Exercise: Could you retype the forum thread on kinetic energy and work below, word for word and in full?

Selected excerpt:

Kinetic Energy and Work and Power

In summary: W=9.8 Watts?In summary, the box has a kinetic energy of 9.8 Watts when it is moving up a 12 degree incline on a horizontal frictionless surface.
  • #1
nemzy
125
0
I can't seem to get the right answer to these questions

Question:

A 1.8 kg block is initially at rest on a horizontal frictionless surface when a horizontal force in the positive direction of an x-axis is applied to the block. The force is given by F(x)=(2.4-x^2)i N, where x is in meters and the initial position of the block is x=0

(a) what is the kinetic energy of the block as it basses through x=2.0m?

Answer:

This is how i tried to solve it, since Vi(initial)=0 and Vf(final)= unknown, we can use the formula Vf^2=Vi+2a(X2-X1). But..Force = (2.4-x^2) and at x=2 it is (2.4-4)=-1.6...and f=ma so -1.6/1.8 will equal the acceleration which is -.89...but how the f is the acceleration negative when a horizontal force is applied to the box on a frictionless surface? i don't know where i went wrong with my calculatoins...

Stored data:
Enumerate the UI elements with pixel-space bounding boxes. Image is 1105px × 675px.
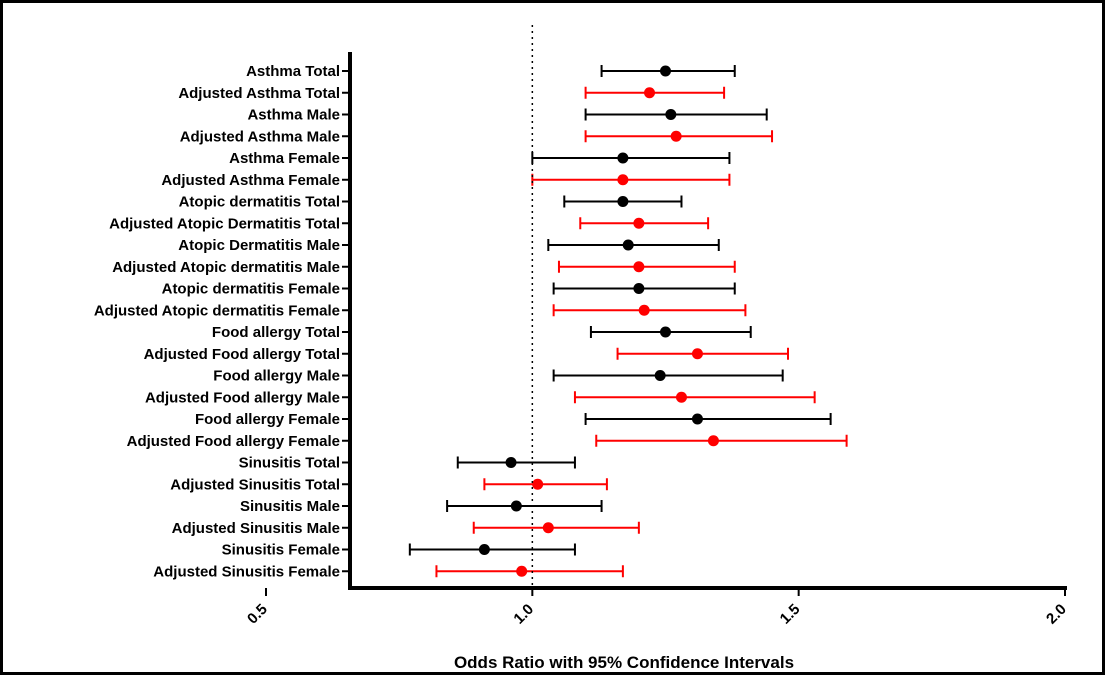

Complete output:
Kinetic Energy and Work and Power

In summary: W=9.8 Watts?In summary, the box has a kinetic energy of 9.8 Watts when it is moving up a 12 degree incline on a horizontal frictionless surface.
  • #1
nemzy
125
0
I can't seem to get the right answer to these questions

Question:

A 1.8 kg block is initially at rest on a horizontal frictionless surface when a horizontal force in the positive direction of an x-axis is applied to the block. The force is given by F(x)=(2.4-x^2)i N, where x is in meters and the initial position of the block is x=0

(a) what is the kinetic energy of the block as it basses through x=2.0m?

Answer:

This is how i tried to solve it, since Vi(initial)=0 and Vf(final)= unknown, we can use the formula Vf^2=Vi+2a(X2-X1). But..Force = (2.4-x^2) and at x=2 it is (2.4-4)=-1.6...and f=ma so -1.6/1.8 will equal the acceleration which is -.89...but how the f is the acceleration negative when a horizontal force is applied to the box on a frictionless surface? i don't know where i went wrong with my calculatoins...